TASK TO COMPLETE:
Every line in the listing is to be echoed verbatim.

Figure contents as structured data
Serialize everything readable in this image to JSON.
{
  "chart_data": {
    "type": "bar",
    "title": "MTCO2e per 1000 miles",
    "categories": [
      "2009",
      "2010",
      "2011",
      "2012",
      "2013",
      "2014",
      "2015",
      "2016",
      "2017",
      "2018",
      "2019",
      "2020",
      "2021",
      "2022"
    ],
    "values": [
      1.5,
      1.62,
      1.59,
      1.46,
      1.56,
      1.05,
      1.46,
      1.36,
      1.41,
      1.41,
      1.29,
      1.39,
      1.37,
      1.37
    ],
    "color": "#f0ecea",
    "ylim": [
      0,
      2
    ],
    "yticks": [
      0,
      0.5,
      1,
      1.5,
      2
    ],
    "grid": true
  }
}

RESPONSE TO THIS EXERCISE:
Serialize everything readable in this image to JSON.
{
  "chart_data": {
    "type": "bar",
    "title": "MTCO2e per 1000 miles",
    "categories": [
      "2009",
      "2010",
      "2011",
      "2012",
      "2013",
      "2014",
      "2015",
      "2016",
      "2017",
      "2018",
      "2019",
      "2020",
      "2021",
      "2022"
    ],
    "values": [
      1.5,
      1.62,
      1.59,
      1.46,
      1.56,
      1.05,
      1.46,
      1.36,
      1.41,
      1.41,
      1.29,
      1.39,
      1.37,
      1.37
    ],
    "color": "#f0ecea",
    "ylim": [
      0,
      2
    ],
    "yticks": [
      0,
      0.5,
      1,
      1.5,
      2
    ],
    "grid": true
  }
}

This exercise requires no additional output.